**Supplied records:**
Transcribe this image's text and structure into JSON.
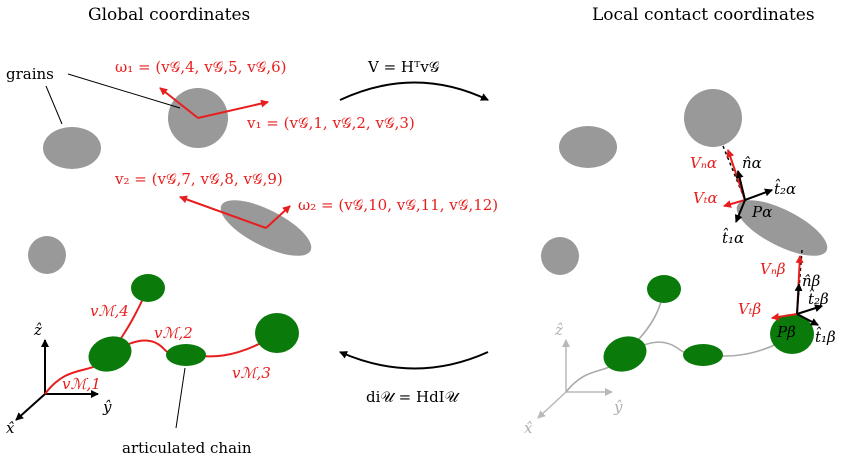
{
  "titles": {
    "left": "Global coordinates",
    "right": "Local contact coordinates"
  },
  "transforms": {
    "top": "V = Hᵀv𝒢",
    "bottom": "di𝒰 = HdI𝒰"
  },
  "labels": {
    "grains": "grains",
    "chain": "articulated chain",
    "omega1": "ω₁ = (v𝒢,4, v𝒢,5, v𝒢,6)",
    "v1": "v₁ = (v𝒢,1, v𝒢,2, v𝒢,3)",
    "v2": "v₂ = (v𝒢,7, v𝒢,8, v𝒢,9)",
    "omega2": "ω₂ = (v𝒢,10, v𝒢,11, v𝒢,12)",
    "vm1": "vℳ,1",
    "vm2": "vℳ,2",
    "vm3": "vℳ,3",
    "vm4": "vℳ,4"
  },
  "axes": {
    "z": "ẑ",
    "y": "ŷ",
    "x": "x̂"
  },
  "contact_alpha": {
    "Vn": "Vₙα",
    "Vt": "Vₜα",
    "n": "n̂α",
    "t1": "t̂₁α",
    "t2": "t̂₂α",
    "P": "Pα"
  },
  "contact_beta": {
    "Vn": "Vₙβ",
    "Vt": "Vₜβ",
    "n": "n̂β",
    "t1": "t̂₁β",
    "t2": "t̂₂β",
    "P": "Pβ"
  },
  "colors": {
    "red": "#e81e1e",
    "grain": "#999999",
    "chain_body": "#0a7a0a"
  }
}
---
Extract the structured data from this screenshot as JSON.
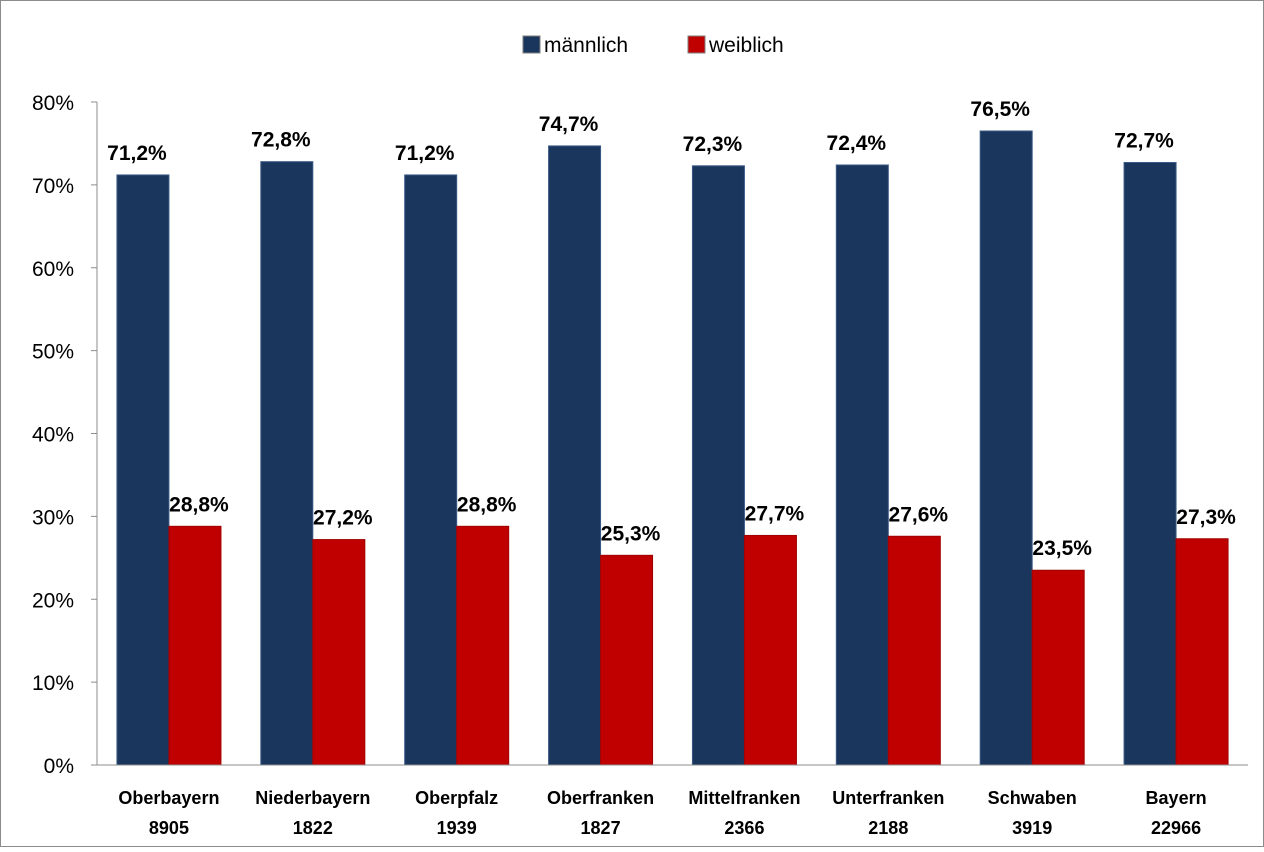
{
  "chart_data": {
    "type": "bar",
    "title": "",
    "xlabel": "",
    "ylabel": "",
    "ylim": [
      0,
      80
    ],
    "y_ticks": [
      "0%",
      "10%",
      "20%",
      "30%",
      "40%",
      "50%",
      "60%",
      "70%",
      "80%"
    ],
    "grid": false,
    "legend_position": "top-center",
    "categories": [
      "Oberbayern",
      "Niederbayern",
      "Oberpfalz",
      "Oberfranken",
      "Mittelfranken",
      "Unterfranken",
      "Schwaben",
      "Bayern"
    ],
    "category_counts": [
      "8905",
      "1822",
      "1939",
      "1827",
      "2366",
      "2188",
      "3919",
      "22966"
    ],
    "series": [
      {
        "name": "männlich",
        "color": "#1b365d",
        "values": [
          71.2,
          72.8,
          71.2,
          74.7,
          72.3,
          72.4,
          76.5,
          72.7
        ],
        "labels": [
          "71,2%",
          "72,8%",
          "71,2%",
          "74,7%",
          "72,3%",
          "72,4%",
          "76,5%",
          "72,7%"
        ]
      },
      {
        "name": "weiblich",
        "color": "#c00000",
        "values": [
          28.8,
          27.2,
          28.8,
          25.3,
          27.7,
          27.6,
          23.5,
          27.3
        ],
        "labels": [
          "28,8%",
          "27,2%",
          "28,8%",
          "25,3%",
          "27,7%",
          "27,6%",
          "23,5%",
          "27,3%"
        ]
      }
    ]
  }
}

**Problem requirements:** Search the entries for the word "JSON" and copy every line that has it.

**Answer below:**
Transcribe this image's text and structure into JSON.
Extract the structured data from this screenshot as JSON.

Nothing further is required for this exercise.